Check every line below for the word "title" and copy each one that has it.

■ Structured figure records ■
--------------------

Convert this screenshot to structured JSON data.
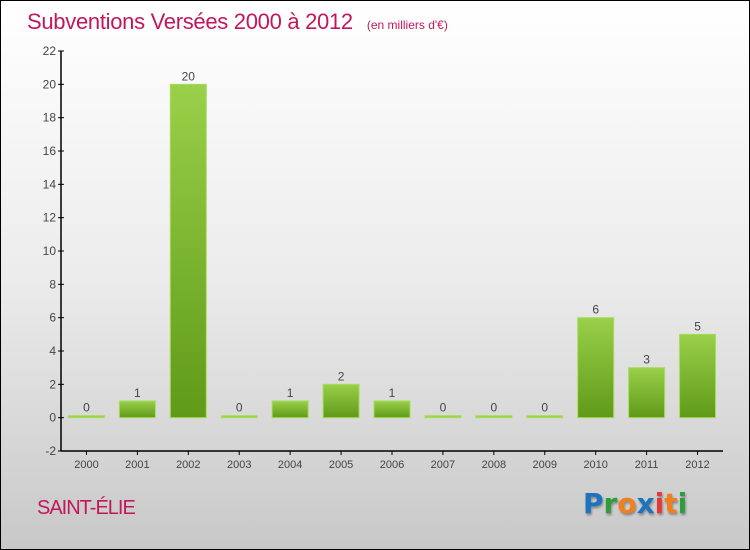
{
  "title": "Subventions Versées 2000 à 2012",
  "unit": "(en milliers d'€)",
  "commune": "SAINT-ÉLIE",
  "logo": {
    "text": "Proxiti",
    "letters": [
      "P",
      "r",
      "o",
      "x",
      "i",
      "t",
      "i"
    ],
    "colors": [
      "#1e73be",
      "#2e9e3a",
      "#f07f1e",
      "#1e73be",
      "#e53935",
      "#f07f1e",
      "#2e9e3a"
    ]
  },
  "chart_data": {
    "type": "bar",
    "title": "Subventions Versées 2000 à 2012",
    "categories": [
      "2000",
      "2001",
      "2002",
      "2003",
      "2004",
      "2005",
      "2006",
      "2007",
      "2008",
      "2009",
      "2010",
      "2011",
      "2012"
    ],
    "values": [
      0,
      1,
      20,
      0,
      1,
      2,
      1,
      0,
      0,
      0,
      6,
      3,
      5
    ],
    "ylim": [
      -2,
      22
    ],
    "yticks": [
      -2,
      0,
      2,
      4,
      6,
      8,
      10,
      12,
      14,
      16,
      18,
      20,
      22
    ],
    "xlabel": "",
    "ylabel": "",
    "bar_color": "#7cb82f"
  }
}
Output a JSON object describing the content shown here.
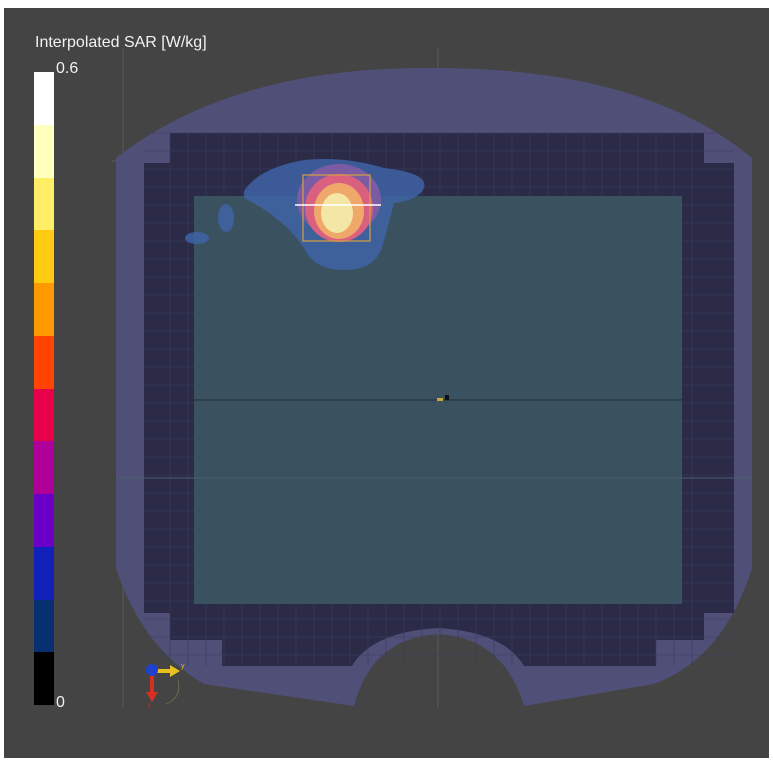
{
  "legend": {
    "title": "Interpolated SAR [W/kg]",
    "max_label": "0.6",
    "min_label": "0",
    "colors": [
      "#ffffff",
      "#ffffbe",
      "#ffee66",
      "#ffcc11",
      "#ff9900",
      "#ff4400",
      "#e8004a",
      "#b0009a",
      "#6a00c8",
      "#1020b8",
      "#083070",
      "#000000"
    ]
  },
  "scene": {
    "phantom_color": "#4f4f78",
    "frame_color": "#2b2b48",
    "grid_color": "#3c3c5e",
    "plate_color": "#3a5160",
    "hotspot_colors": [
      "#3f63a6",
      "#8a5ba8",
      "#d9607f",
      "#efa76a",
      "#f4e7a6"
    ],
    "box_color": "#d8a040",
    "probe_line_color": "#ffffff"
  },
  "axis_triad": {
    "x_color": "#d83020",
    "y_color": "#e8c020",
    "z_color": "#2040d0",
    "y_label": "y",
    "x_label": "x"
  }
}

--------------------

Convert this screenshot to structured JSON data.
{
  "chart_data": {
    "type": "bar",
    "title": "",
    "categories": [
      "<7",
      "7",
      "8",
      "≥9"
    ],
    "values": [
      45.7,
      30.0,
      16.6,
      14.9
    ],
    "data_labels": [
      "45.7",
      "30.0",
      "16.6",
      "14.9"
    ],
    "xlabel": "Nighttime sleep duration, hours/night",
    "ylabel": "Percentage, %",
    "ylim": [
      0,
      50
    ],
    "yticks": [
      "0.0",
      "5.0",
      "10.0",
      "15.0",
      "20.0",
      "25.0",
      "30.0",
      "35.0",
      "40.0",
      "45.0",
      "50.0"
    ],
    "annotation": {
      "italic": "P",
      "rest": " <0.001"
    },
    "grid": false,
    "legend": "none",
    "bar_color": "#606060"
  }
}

--------------------

■ WRITTEN RESPONSE ■
  "title": "Subventions Versées 2000 à 2012",
    "title": "Subventions Versées 2000 à 2012",
    "title": "Interpolated SAR [W/kg]",
    "title": "",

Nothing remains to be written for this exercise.